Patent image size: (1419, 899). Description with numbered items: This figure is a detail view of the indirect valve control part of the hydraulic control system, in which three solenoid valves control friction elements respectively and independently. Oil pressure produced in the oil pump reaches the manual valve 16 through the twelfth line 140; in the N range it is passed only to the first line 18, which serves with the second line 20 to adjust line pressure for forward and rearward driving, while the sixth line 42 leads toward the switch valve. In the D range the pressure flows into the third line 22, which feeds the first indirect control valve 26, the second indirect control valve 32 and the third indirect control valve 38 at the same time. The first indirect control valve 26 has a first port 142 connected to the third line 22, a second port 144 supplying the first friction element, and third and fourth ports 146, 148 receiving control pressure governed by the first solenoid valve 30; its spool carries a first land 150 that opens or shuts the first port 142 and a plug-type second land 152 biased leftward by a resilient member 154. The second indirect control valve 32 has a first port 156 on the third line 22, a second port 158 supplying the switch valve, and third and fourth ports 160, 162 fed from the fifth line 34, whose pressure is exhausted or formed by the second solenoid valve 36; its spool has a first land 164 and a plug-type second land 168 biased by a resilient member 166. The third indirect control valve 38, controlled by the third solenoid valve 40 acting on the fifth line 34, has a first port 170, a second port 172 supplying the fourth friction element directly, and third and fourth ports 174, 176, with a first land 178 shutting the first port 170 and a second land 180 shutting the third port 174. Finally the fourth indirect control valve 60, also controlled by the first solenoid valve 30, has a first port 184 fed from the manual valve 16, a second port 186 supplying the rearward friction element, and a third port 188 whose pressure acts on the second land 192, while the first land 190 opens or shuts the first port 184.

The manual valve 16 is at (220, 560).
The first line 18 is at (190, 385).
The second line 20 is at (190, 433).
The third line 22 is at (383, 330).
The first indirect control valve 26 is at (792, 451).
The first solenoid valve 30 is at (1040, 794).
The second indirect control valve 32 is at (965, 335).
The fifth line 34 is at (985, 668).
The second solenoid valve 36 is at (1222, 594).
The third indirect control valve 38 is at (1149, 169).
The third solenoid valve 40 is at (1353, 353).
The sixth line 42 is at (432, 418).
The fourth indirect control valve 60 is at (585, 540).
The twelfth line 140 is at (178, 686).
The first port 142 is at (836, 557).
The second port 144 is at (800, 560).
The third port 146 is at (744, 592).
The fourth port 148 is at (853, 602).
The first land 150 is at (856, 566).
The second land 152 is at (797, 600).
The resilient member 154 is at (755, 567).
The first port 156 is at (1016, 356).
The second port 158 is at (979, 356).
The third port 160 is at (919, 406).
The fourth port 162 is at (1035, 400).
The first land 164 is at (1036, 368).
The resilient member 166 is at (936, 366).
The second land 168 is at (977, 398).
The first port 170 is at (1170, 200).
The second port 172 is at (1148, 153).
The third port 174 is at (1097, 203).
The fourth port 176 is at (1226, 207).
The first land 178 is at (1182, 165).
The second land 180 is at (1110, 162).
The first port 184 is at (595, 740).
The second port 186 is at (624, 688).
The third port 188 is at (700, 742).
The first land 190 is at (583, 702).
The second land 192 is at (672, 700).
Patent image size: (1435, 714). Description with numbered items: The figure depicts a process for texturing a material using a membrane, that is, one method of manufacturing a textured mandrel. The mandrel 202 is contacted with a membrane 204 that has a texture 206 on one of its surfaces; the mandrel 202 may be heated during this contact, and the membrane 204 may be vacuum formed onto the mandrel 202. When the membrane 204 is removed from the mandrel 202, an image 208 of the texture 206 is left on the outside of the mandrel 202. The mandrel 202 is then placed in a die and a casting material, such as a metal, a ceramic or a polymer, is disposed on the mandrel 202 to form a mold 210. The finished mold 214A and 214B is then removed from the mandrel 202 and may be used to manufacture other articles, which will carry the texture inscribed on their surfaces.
★ ★ ★ ★ ★ ★ ★
> _REQUIRED WORK_: Report every line of the listing that contains the word "other", copying each line in full.

> _RESPONSE TO THIS TASK_:
Patent image size: (1435, 714). Description with numbered items: The figure depicts a process for texturing a material using a membrane, that is, one method of manufacturing a textured mandrel. The mandrel 202 is contacted with a membrane 204 that has a texture 206 on one of its surfaces; the mandrel 202 may be heated during this contact, and the membrane 204 may be vacuum formed onto the mandrel 202. When the membrane 204 is removed from the mandrel 202, an image 208 of the texture 206 is left on the outside of the mandrel 202. The mandrel 202 is then placed in a die and a casting material, such as a metal, a ceramic or a polymer, is disposed on the mandrel 202 to form a mold 210. The finished mold 214A and 214B is then removed from the mandrel 202 and may be used to manufacture other articles, which will carry the texture inscribed on their surfaces.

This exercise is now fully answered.